TASK DIRECTIONS: Every line holding the string "раздела" should be gathered.

-- start EXERCISE INPUT --

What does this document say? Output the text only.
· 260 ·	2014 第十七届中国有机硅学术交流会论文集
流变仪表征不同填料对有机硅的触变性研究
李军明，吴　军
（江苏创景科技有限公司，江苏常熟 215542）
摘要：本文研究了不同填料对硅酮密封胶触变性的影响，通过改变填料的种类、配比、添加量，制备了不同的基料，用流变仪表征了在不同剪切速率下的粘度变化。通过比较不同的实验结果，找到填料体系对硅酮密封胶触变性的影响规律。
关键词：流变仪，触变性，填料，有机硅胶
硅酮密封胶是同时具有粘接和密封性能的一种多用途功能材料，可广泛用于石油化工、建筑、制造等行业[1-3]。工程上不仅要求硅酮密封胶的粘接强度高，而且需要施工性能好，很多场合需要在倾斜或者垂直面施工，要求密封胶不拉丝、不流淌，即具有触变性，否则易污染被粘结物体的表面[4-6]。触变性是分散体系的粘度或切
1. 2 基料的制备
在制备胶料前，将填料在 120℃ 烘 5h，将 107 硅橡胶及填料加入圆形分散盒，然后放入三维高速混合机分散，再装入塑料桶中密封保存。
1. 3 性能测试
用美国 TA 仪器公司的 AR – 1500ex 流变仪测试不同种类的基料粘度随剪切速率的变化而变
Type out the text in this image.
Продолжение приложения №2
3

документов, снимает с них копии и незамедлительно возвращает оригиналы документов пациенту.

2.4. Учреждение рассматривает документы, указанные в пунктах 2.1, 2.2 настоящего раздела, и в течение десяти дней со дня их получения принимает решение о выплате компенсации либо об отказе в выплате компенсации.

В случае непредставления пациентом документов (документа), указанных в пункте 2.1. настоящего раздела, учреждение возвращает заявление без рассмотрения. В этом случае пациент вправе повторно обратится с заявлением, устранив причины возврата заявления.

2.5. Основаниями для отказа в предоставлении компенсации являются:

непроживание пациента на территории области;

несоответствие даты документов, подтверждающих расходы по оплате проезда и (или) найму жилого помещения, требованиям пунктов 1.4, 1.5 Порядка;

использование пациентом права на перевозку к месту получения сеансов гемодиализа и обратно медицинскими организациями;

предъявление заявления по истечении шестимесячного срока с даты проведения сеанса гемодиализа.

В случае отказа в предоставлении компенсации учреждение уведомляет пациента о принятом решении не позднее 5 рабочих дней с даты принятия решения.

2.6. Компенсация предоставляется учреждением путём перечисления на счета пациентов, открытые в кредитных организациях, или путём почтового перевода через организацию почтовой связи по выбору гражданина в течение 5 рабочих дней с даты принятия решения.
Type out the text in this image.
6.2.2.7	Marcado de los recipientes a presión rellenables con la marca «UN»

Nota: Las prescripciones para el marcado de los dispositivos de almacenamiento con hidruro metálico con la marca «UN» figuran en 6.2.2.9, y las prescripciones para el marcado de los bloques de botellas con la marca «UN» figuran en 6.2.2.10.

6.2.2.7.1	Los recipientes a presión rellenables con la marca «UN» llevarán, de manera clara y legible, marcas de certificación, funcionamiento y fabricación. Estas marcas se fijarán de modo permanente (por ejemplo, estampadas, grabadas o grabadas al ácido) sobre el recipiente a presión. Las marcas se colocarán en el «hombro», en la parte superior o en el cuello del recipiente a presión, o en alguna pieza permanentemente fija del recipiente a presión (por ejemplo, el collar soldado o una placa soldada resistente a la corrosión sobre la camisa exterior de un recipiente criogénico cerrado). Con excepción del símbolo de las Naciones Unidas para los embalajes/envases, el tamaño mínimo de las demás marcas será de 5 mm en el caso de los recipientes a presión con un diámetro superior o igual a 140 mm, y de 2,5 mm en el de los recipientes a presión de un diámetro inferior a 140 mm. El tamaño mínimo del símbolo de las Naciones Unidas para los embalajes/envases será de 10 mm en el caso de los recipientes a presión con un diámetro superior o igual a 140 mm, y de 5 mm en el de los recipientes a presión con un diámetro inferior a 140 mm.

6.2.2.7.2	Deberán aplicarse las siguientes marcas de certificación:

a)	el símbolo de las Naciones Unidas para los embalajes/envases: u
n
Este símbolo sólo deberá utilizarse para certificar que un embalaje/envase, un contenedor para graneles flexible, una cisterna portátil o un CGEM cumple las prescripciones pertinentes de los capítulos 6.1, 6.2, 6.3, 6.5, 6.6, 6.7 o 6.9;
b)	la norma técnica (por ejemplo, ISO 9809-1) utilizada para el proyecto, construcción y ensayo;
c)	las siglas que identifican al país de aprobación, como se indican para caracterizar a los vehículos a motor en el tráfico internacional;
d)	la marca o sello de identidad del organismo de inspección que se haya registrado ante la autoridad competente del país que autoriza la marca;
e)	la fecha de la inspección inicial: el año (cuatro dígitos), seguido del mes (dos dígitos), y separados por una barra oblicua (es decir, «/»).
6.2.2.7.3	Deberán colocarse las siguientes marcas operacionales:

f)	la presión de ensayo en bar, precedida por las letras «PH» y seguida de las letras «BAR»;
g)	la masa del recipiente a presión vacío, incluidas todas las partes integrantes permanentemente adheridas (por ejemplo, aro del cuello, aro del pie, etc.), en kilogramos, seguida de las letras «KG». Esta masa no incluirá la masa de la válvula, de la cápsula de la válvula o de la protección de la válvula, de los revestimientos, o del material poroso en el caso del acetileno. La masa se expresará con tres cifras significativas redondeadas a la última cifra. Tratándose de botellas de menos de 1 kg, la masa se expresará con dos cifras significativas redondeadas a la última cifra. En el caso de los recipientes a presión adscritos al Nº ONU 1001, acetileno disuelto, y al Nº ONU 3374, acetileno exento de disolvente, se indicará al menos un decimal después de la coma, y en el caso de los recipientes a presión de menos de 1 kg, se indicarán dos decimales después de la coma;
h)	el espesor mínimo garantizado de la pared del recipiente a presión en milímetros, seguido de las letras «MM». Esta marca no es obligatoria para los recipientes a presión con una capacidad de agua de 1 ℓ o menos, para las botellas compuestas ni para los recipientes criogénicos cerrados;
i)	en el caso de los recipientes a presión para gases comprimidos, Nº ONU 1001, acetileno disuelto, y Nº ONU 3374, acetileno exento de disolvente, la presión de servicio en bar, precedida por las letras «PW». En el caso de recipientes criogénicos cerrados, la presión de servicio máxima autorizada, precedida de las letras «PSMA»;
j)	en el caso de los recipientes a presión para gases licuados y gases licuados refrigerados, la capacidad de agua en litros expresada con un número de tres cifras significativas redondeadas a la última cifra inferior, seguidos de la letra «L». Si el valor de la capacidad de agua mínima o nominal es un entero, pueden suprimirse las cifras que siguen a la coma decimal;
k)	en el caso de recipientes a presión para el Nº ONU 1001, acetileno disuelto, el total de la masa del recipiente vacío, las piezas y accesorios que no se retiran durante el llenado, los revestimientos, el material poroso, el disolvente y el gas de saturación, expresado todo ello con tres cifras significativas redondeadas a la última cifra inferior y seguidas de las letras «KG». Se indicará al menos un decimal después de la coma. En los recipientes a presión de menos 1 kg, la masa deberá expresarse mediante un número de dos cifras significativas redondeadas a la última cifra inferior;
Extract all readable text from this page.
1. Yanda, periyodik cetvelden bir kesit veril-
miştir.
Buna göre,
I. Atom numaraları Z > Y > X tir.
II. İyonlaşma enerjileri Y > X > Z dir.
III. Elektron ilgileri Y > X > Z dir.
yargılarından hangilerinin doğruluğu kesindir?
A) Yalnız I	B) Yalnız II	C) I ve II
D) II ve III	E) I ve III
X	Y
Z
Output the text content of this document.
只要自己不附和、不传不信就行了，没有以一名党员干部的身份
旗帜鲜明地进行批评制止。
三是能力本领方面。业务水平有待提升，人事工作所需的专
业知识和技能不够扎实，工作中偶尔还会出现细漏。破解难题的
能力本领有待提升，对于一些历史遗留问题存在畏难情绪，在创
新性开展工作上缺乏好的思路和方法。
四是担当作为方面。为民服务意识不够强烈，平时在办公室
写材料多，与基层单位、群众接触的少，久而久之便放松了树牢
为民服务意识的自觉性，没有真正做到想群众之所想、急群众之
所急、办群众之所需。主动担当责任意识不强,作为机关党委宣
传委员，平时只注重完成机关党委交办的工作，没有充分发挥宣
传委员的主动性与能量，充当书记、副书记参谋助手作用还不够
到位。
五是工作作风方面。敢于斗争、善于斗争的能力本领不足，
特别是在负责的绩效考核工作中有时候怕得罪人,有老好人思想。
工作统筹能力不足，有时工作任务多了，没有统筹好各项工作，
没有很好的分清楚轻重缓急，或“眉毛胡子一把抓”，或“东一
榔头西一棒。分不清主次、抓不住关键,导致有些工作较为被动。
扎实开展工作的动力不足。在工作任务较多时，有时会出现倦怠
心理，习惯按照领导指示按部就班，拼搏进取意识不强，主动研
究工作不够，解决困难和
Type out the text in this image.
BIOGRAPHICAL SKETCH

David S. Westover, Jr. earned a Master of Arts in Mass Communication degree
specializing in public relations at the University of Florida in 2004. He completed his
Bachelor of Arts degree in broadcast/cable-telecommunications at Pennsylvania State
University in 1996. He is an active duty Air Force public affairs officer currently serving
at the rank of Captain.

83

-- end EXERCISE INPUT --

RESPONSE TO THE TASK:
2.4. Учреждение рассматривает документы, указанные в пунктах 2.1, 2.2 настоящего раздела, и в течение десяти дней со дня их получения принимает решение о выплате компенсации либо об отказе в выплате компенсации.
В случае непредставления пациентом документов (документа), указанных в пункте 2.1. настоящего раздела, учреждение возвращает заявление без рассмотрения. В этом случае пациент вправе повторно обратится с заявлением, устранив причины возврата заявления.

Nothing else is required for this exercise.